:: Information provided ::
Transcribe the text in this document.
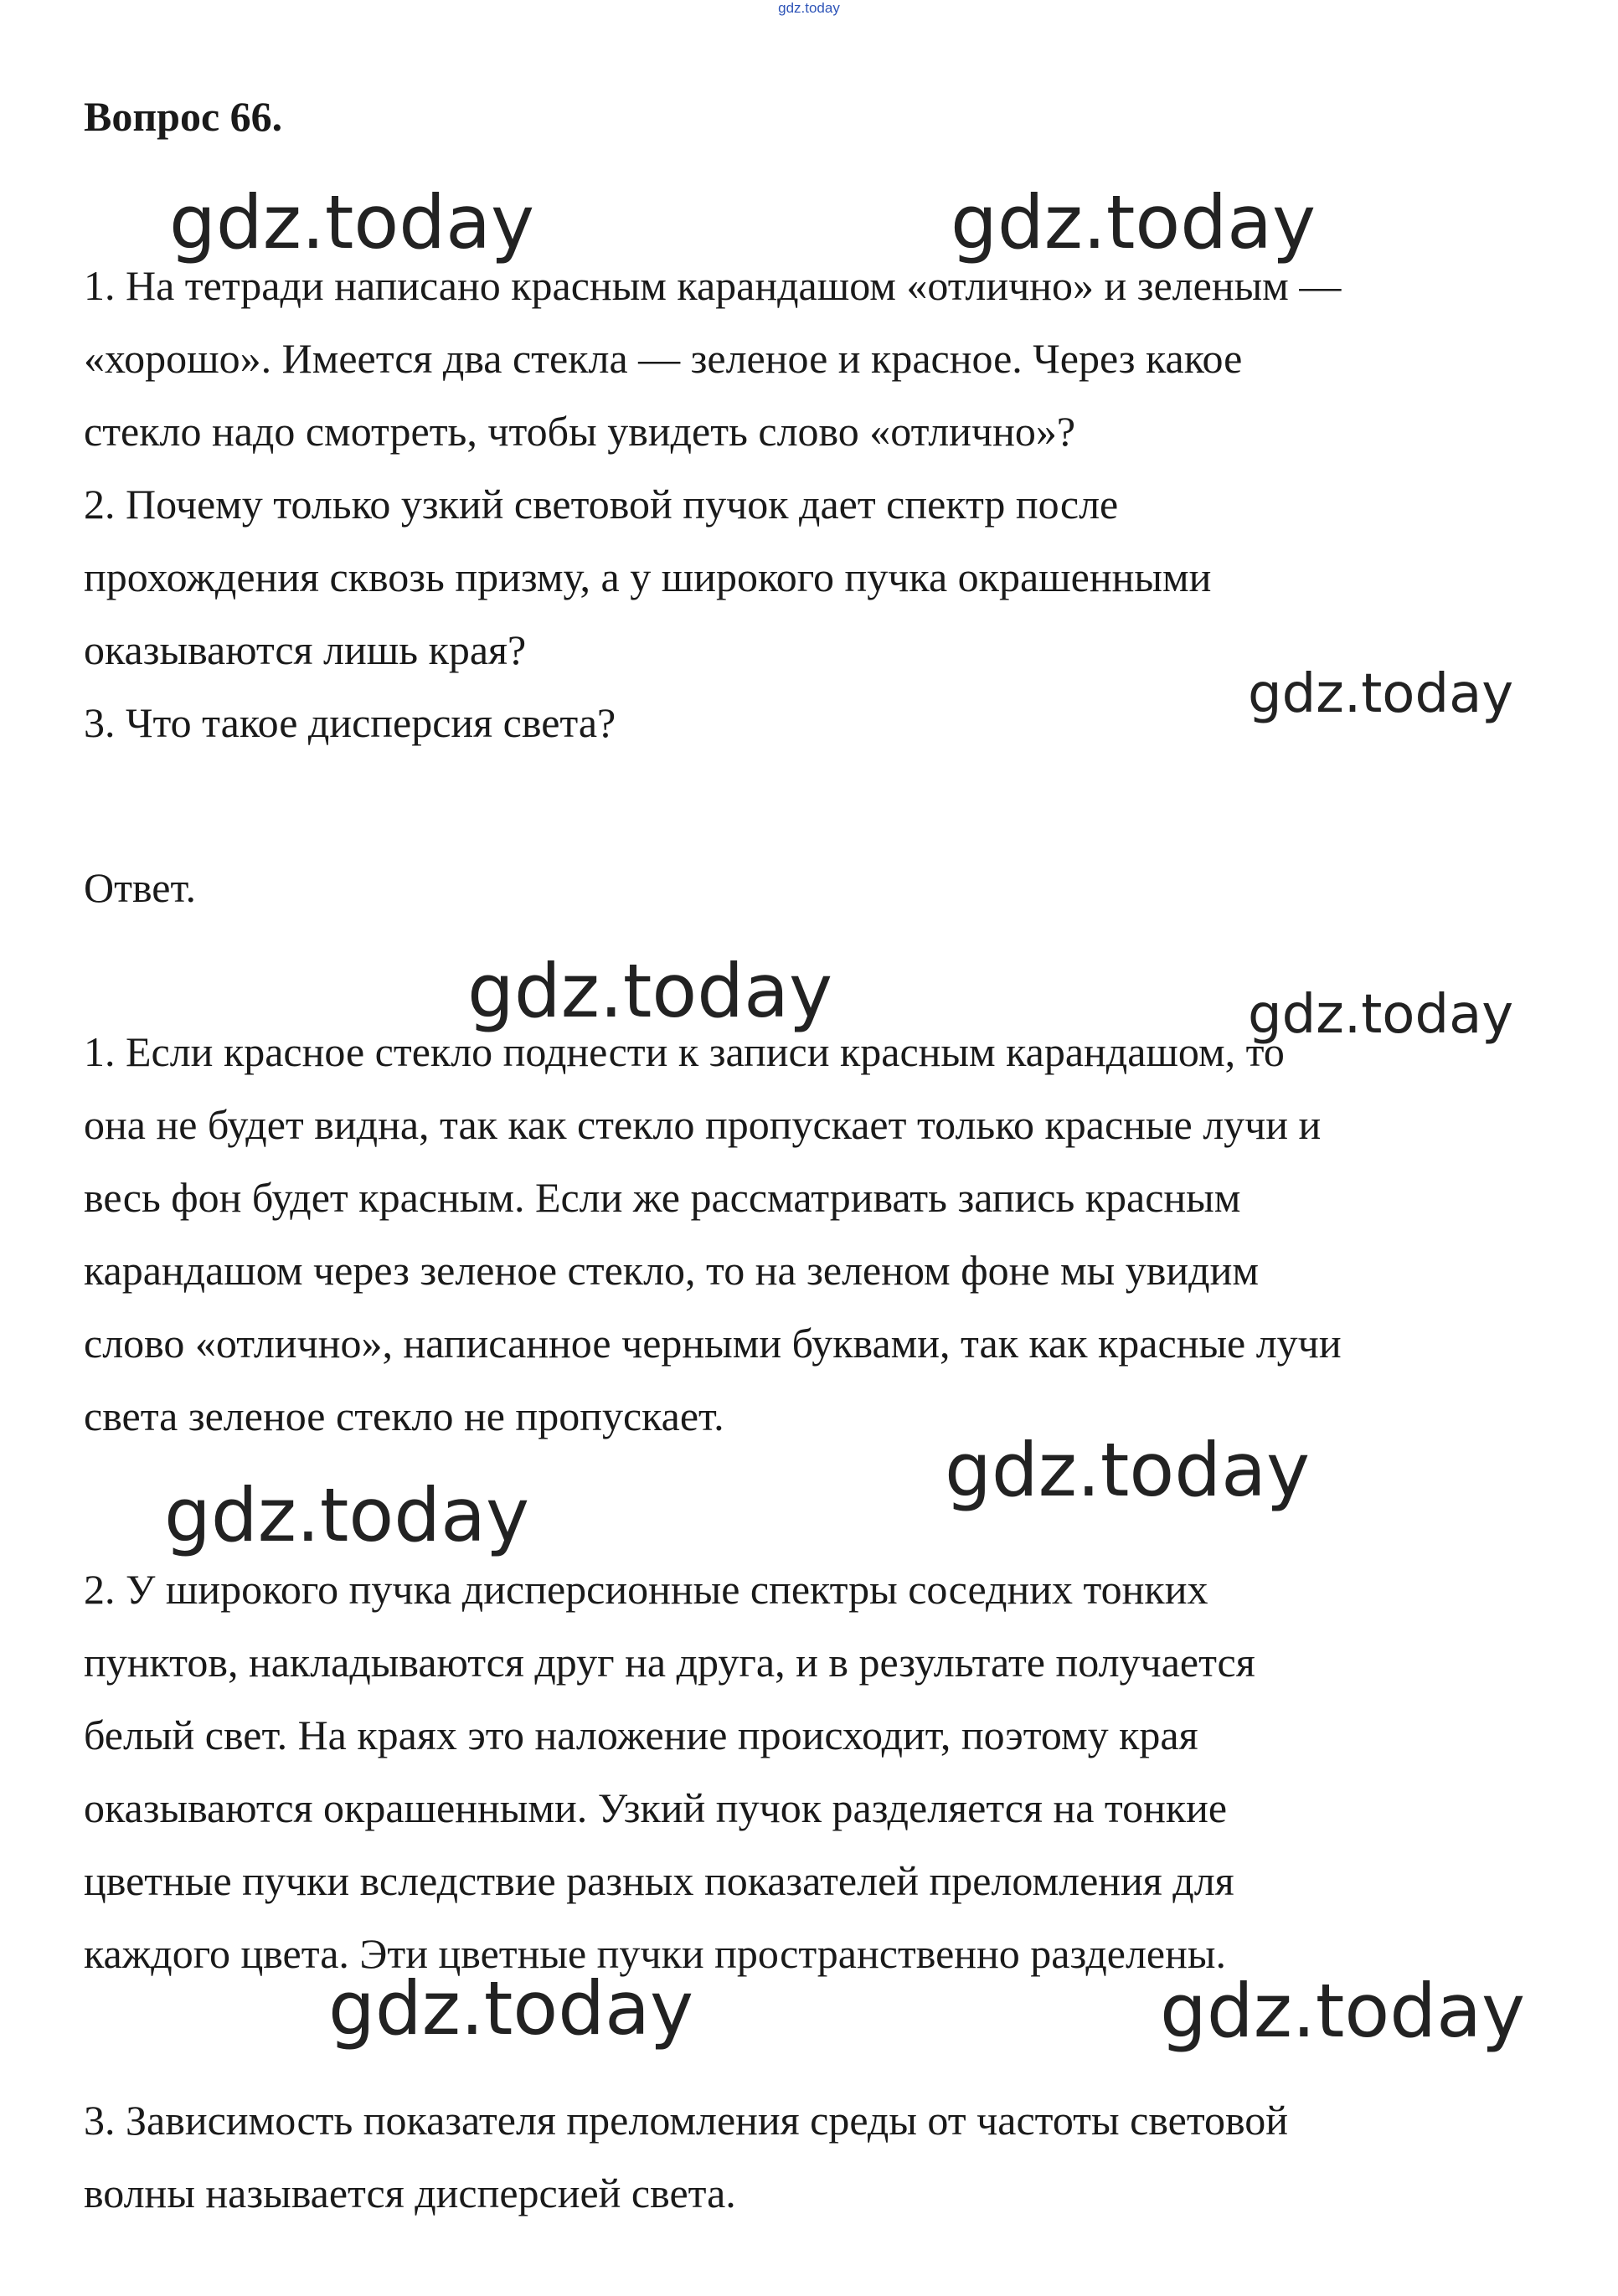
gdz.today
Вопрос 66.

1. На тетради написано красным карандашом «отлично» и зеленым —
«хорошо». Имеется два стекла — зеленое и красное. Через какое
стекло надо смотреть, чтобы увидеть слово «отлично»?

2. Почему только узкий световой пучок дает спектр после
прохождения сквозь призму, а у широкого пучка окрашенными
оказываются лишь края?

3. Что такое дисперсия света?

Ответ.

1. Если красное стекло поднести к записи красным карандашом, то
она не будет видна, так как стекло пропускает только красные лучи и
весь фон будет красным. Если же рассматривать запись красным
карандашом через зеленое стекло, то на зеленом фоне мы увидим
слово «отлично», написанное черными буквами, так как красные лучи
света зеленое стекло не пропускает.

2. У широкого пучка дисперсионные спектры соседних тонких
пунктов, накладываются друг на друга, и в результате получается
белый свет. На краях это наложение происходит, поэтому края
оказываются окрашенными. Узкий пучок разделяется на тонкие
цветные пучки вследствие разных показателей преломления для
каждого цвета. Эти цветные пучки пространственно разделены.

3. Зависимость показателя преломления среды от частоты световой
волны называется дисперсией света.

gdz.today	gdz.today
gdz.today
gdz.today	gdz.today
gdz.today
gdz.today
gdz.today	gdz.today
:::
**Task details:**
Reproduce every entry word for word, but omit the pictures.

**Result below:**
Transcribe the text in this document.
gdz.today
Вопрос 66.

1. На тетради написано красным карандашом «отлично» и зеленым —
«хорошо». Имеется два стекла — зеленое и красное. Через какое
стекло надо смотреть, чтобы увидеть слово «отлично»?

2. Почему только узкий световой пучок дает спектр после
прохождения сквозь призму, а у широкого пучка окрашенными
оказываются лишь края?

3. Что такое дисперсия света?

Ответ.

1. Если красное стекло поднести к записи красным карандашом, то
она не будет видна, так как стекло пропускает только красные лучи и
весь фон будет красным. Если же рассматривать запись красным
карандашом через зеленое стекло, то на зеленом фоне мы увидим
слово «отлично», написанное черными буквами, так как красные лучи
света зеленое стекло не пропускает.

2. У широкого пучка дисперсионные спектры соседних тонких
пунктов, накладываются друг на друга, и в результате получается
белый свет. На краях это наложение происходит, поэтому края
оказываются окрашенными. Узкий пучок разделяется на тонкие
цветные пучки вследствие разных показателей преломления для
каждого цвета. Эти цветные пучки пространственно разделены.

3. Зависимость показателя преломления среды от частоты световой
волны называется дисперсией света.

gdz.today	gdz.today
gdz.today
gdz.today	gdz.today
gdz.today
gdz.today
gdz.today	gdz.today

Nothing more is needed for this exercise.